# [Aim]
Copy out all lines carrying the word "gereken".

----- Supplied material

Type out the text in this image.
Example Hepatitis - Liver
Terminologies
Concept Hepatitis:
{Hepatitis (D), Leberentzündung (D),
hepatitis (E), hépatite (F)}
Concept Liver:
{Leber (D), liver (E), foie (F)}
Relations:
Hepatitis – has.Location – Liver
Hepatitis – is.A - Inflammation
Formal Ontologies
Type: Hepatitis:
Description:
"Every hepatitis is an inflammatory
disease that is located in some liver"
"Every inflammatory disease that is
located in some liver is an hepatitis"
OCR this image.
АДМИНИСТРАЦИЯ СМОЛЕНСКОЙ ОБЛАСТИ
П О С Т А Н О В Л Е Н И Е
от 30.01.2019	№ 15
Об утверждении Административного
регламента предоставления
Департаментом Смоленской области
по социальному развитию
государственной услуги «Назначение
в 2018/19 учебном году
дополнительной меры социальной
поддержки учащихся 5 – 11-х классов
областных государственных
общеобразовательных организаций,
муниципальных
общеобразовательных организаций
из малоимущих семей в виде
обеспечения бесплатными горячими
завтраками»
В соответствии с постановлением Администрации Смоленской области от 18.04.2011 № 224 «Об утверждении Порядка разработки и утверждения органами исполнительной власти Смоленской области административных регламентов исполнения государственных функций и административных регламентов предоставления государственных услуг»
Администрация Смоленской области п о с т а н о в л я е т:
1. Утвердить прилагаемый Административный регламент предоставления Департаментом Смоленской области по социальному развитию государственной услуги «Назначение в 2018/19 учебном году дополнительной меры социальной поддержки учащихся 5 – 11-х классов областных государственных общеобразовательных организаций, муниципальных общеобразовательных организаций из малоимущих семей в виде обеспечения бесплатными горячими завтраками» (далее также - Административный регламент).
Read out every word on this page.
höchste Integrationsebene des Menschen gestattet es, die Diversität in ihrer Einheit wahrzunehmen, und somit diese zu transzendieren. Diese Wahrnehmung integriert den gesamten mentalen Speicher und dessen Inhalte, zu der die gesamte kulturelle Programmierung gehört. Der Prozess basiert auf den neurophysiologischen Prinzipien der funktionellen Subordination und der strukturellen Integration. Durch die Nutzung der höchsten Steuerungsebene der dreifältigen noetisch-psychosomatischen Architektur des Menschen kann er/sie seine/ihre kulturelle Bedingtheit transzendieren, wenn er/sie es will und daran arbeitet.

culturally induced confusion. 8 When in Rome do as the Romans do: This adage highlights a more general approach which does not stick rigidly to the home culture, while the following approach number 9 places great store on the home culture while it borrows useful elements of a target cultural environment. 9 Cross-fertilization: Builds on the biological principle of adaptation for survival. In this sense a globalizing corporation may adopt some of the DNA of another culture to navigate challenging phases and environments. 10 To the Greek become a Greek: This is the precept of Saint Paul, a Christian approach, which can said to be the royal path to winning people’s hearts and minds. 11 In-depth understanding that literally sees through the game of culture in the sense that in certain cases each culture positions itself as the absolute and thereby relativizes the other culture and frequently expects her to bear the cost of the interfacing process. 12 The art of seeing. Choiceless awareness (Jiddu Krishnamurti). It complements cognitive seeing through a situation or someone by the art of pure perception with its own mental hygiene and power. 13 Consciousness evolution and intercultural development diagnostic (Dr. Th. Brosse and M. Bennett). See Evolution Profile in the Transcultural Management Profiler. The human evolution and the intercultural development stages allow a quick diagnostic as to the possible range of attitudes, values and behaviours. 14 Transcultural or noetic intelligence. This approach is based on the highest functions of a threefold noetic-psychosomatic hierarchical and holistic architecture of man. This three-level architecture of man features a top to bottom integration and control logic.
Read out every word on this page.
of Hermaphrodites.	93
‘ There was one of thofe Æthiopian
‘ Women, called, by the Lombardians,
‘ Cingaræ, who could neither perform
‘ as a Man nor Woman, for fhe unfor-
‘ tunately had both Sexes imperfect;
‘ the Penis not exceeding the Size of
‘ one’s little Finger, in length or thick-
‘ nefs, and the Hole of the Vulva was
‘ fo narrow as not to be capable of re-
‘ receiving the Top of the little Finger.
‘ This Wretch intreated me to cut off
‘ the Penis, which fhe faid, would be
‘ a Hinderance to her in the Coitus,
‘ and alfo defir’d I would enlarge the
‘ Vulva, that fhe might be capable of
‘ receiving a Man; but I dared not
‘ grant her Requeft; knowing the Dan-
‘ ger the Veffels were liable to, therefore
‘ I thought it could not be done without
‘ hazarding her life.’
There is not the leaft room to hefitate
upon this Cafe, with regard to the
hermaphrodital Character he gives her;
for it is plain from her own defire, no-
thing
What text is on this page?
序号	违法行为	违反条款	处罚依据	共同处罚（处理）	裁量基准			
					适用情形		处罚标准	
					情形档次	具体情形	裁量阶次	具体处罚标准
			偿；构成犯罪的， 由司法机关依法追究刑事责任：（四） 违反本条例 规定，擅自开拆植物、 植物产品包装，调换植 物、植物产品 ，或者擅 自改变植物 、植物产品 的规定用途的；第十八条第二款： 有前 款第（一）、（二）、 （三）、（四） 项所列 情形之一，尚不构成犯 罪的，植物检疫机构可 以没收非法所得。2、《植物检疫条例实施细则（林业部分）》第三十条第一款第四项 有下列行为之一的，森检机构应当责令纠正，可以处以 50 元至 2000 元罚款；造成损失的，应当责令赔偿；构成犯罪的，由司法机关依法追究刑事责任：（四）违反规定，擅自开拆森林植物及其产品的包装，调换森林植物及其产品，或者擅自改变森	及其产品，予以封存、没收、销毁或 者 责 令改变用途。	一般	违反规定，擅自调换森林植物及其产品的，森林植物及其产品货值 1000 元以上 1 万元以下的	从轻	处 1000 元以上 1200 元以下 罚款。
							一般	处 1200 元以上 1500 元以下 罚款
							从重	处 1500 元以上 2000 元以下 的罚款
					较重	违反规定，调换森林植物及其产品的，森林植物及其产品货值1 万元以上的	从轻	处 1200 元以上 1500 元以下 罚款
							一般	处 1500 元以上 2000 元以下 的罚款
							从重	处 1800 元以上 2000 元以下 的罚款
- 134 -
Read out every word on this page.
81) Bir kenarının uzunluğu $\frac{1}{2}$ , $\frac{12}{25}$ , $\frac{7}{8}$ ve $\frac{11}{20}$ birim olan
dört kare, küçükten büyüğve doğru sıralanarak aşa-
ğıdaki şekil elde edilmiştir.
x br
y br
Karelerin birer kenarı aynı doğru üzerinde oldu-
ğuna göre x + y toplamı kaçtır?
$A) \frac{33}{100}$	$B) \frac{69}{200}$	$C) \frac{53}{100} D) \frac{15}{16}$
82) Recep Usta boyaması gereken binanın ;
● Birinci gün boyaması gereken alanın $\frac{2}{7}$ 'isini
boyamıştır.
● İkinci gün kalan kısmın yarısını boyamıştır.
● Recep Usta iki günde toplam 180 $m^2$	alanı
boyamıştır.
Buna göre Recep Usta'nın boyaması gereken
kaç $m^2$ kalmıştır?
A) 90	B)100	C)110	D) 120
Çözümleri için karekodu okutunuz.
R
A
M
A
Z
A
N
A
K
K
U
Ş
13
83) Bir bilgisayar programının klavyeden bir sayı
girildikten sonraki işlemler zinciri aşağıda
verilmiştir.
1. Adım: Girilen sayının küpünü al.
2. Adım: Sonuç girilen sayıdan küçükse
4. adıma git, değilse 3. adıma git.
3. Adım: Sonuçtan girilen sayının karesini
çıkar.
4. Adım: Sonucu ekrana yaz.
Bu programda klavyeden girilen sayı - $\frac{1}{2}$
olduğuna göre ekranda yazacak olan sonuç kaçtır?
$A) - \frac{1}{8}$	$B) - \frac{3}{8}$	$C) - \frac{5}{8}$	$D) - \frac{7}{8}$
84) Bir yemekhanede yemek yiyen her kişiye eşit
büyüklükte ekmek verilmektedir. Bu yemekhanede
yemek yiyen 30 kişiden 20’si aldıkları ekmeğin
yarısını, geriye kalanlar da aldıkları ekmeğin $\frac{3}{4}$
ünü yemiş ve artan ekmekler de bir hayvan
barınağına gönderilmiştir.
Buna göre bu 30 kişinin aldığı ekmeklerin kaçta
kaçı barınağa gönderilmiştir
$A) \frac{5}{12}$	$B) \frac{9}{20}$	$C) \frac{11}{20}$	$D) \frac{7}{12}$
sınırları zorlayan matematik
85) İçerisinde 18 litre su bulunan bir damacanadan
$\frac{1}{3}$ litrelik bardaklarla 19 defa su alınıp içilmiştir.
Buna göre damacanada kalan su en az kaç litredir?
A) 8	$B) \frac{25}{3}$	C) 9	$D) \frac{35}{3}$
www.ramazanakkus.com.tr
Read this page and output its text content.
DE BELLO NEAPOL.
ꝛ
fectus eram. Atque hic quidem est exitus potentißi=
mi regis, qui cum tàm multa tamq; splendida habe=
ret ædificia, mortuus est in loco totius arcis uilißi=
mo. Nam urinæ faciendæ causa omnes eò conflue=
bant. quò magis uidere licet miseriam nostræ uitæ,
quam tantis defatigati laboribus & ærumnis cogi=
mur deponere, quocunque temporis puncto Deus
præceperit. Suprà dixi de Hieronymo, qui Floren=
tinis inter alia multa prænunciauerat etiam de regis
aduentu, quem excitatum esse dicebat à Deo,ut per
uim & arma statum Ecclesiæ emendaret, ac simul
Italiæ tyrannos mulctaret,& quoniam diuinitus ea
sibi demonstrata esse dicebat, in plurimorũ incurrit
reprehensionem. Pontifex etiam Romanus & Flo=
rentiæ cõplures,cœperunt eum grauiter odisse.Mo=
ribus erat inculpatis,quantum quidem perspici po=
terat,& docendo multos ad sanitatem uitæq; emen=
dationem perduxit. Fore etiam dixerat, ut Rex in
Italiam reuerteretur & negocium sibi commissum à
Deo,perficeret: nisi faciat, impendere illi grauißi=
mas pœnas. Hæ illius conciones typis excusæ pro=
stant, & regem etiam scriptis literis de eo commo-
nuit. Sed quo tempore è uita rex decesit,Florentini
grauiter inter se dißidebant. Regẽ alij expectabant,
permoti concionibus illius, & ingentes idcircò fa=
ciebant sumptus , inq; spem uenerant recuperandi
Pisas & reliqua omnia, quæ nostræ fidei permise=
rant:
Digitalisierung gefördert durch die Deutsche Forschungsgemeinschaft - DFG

----------

# [Solution to the problem]
82) Recep Usta boyaması gereken binanın ;
● Birinci gün boyaması gereken alanın $\frac{2}{7}$ 'isini
Buna göre Recep Usta'nın boyaması gereken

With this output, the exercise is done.